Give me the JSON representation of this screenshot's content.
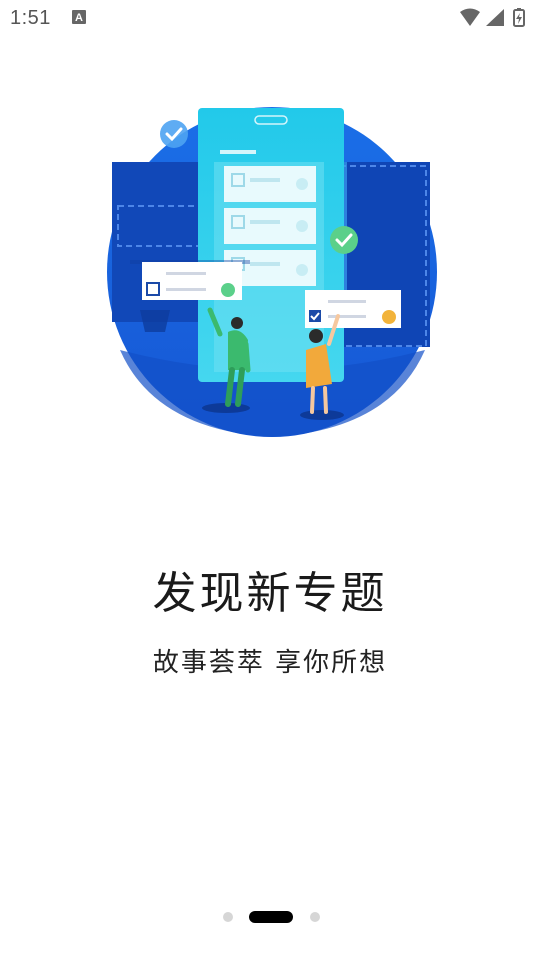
{
  "status_bar": {
    "time": "1:51",
    "notification_icon": "a-notification-icon",
    "wifi_icon": "wifi-icon",
    "signal_icon": "cell-signal-icon",
    "battery_icon": "battery-charging-icon"
  },
  "onboarding": {
    "illustration": "team-task-board-illustration",
    "title": "发现新专题",
    "subtitle": "故事荟萃 享你所想",
    "pages": 3,
    "current_page": 2
  },
  "colors": {
    "accent_blue": "#1565E0",
    "phone_cyan": "#1EC8E8",
    "check_green": "#5BD08A",
    "indicator_active": "#000000",
    "indicator_inactive": "#D6D6D6"
  }
}
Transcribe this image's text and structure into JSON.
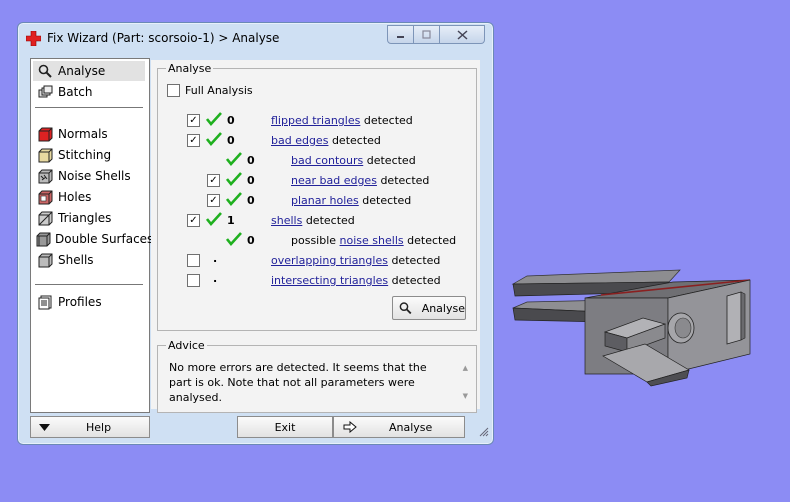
{
  "window": {
    "title": "Fix Wizard (Part: scorsoio-1) > Analyse",
    "controls": {
      "minimize": "minimize-icon",
      "maximize": "maximize-icon",
      "close": "close-icon"
    },
    "title_icon": "red-cross-icon"
  },
  "sidebar": {
    "items": [
      {
        "label": "Analyse",
        "icon": "search-icon",
        "active": true
      },
      {
        "label": "Batch",
        "icon": "batch-icon"
      },
      {
        "label": "Normals",
        "icon": "normals-cube-icon"
      },
      {
        "label": "Stitching",
        "icon": "stitching-cube-icon"
      },
      {
        "label": "Noise Shells",
        "icon": "noise-shells-icon"
      },
      {
        "label": "Holes",
        "icon": "holes-cube-icon"
      },
      {
        "label": "Triangles",
        "icon": "triangles-cube-icon"
      },
      {
        "label": "Double Surfaces",
        "icon": "double-surfaces-icon"
      },
      {
        "label": "Shells",
        "icon": "shells-cube-icon"
      },
      {
        "label": "Profiles",
        "icon": "profiles-icon"
      }
    ]
  },
  "analyse": {
    "group_label": "Analyse",
    "full_analysis_label": "Full Analysis",
    "full_analysis_checked": false,
    "rows": [
      {
        "checked": true,
        "status": "ok",
        "count": "0",
        "link": "flipped triangles",
        "suffix": "detected"
      },
      {
        "checked": true,
        "status": "ok",
        "count": "0",
        "link": "bad edges",
        "suffix": "detected"
      },
      {
        "checked": null,
        "status": "ok",
        "count": "0",
        "link": "bad contours",
        "suffix": "detected"
      },
      {
        "checked": true,
        "status": "ok",
        "count": "0",
        "link": "near bad edges",
        "suffix": "detected"
      },
      {
        "checked": true,
        "status": "ok",
        "count": "0",
        "link": "planar holes",
        "suffix": "detected"
      },
      {
        "checked": true,
        "status": "ok",
        "count": "1",
        "link": "shells",
        "suffix": "detected"
      },
      {
        "checked": null,
        "status": "ok",
        "count": "0",
        "prefix": "possible",
        "link": "noise shells",
        "suffix": "detected"
      },
      {
        "checked": false,
        "status": "none",
        "count": ".",
        "link": "overlapping triangles",
        "suffix": "detected"
      },
      {
        "checked": false,
        "status": "none",
        "count": ".",
        "link": "intersecting triangles",
        "suffix": "detected"
      }
    ],
    "analyse_button": "Analyse"
  },
  "advice": {
    "group_label": "Advice",
    "text": "No more errors are detected. It seems that the part is ok. Note that not all parameters were analysed."
  },
  "bottom": {
    "help": "Help",
    "exit": "Exit",
    "analyse": "Analyse"
  },
  "colors": {
    "desktop": "#8c8cf4",
    "check_green": "#1fb01f",
    "link": "#22229a",
    "red_cross": "#e02020"
  }
}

== EXERCISE DIRECTIONS ==
Set down all the entries exactly as they appear, but skip any pictures.

== OUTPUT OF THE TASK ==
Give me the JSON representation of this screenshot's content.
{
  "status_bar": {
    "time": "1:51",
    "notification_icon": "a-notification-icon",
    "wifi_icon": "wifi-icon",
    "signal_icon": "cell-signal-icon",
    "battery_icon": "battery-charging-icon"
  },
  "onboarding": {
    "illustration": "team-task-board-illustration",
    "title": "发现新专题",
    "subtitle": "故事荟萃 享你所想",
    "pages": 3,
    "current_page": 2
  },
  "colors": {
    "accent_blue": "#1565E0",
    "phone_cyan": "#1EC8E8",
    "check_green": "#5BD08A",
    "indicator_active": "#000000",
    "indicator_inactive": "#D6D6D6"
  }
}
Transcribe this image's text and structure into JSON.
{
  "window": {
    "title": "Fix Wizard (Part: scorsoio-1) > Analyse",
    "controls": {
      "minimize": "minimize-icon",
      "maximize": "maximize-icon",
      "close": "close-icon"
    },
    "title_icon": "red-cross-icon"
  },
  "sidebar": {
    "items": [
      {
        "label": "Analyse",
        "icon": "search-icon",
        "active": true
      },
      {
        "label": "Batch",
        "icon": "batch-icon"
      },
      {
        "label": "Normals",
        "icon": "normals-cube-icon"
      },
      {
        "label": "Stitching",
        "icon": "stitching-cube-icon"
      },
      {
        "label": "Noise Shells",
        "icon": "noise-shells-icon"
      },
      {
        "label": "Holes",
        "icon": "holes-cube-icon"
      },
      {
        "label": "Triangles",
        "icon": "triangles-cube-icon"
      },
      {
        "label": "Double Surfaces",
        "icon": "double-surfaces-icon"
      },
      {
        "label": "Shells",
        "icon": "shells-cube-icon"
      },
      {
        "label": "Profiles",
        "icon": "profiles-icon"
      }
    ]
  },
  "analyse": {
    "group_label": "Analyse",
    "full_analysis_label": "Full Analysis",
    "full_analysis_checked": false,
    "rows": [
      {
        "checked": true,
        "status": "ok",
        "count": "0",
        "link": "flipped triangles",
        "suffix": "detected"
      },
      {
        "checked": true,
        "status": "ok",
        "count": "0",
        "link": "bad edges",
        "suffix": "detected"
      },
      {
        "checked": null,
        "status": "ok",
        "count": "0",
        "link": "bad contours",
        "suffix": "detected"
      },
      {
        "checked": true,
        "status": "ok",
        "count": "0",
        "link": "near bad edges",
        "suffix": "detected"
      },
      {
        "checked": true,
        "status": "ok",
        "count": "0",
        "link": "planar holes",
        "suffix": "detected"
      },
      {
        "checked": true,
        "status": "ok",
        "count": "1",
        "link": "shells",
        "suffix": "detected"
      },
      {
        "checked": null,
        "status": "ok",
        "count": "0",
        "prefix": "possible",
        "link": "noise shells",
        "suffix": "detected"
      },
      {
        "checked": false,
        "status": "none",
        "count": ".",
        "link": "overlapping triangles",
        "suffix": "detected"
      },
      {
        "checked": false,
        "status": "none",
        "count": ".",
        "link": "intersecting triangles",
        "suffix": "detected"
      }
    ],
    "analyse_button": "Analyse"
  },
  "advice": {
    "group_label": "Advice",
    "text": "No more errors are detected. It seems that the part is ok. Note that not all parameters were analysed."
  },
  "bottom": {
    "help": "Help",
    "exit": "Exit",
    "analyse": "Analyse"
  },
  "colors": {
    "desktop": "#8c8cf4",
    "check_green": "#1fb01f",
    "link": "#22229a",
    "red_cross": "#e02020"
  }
}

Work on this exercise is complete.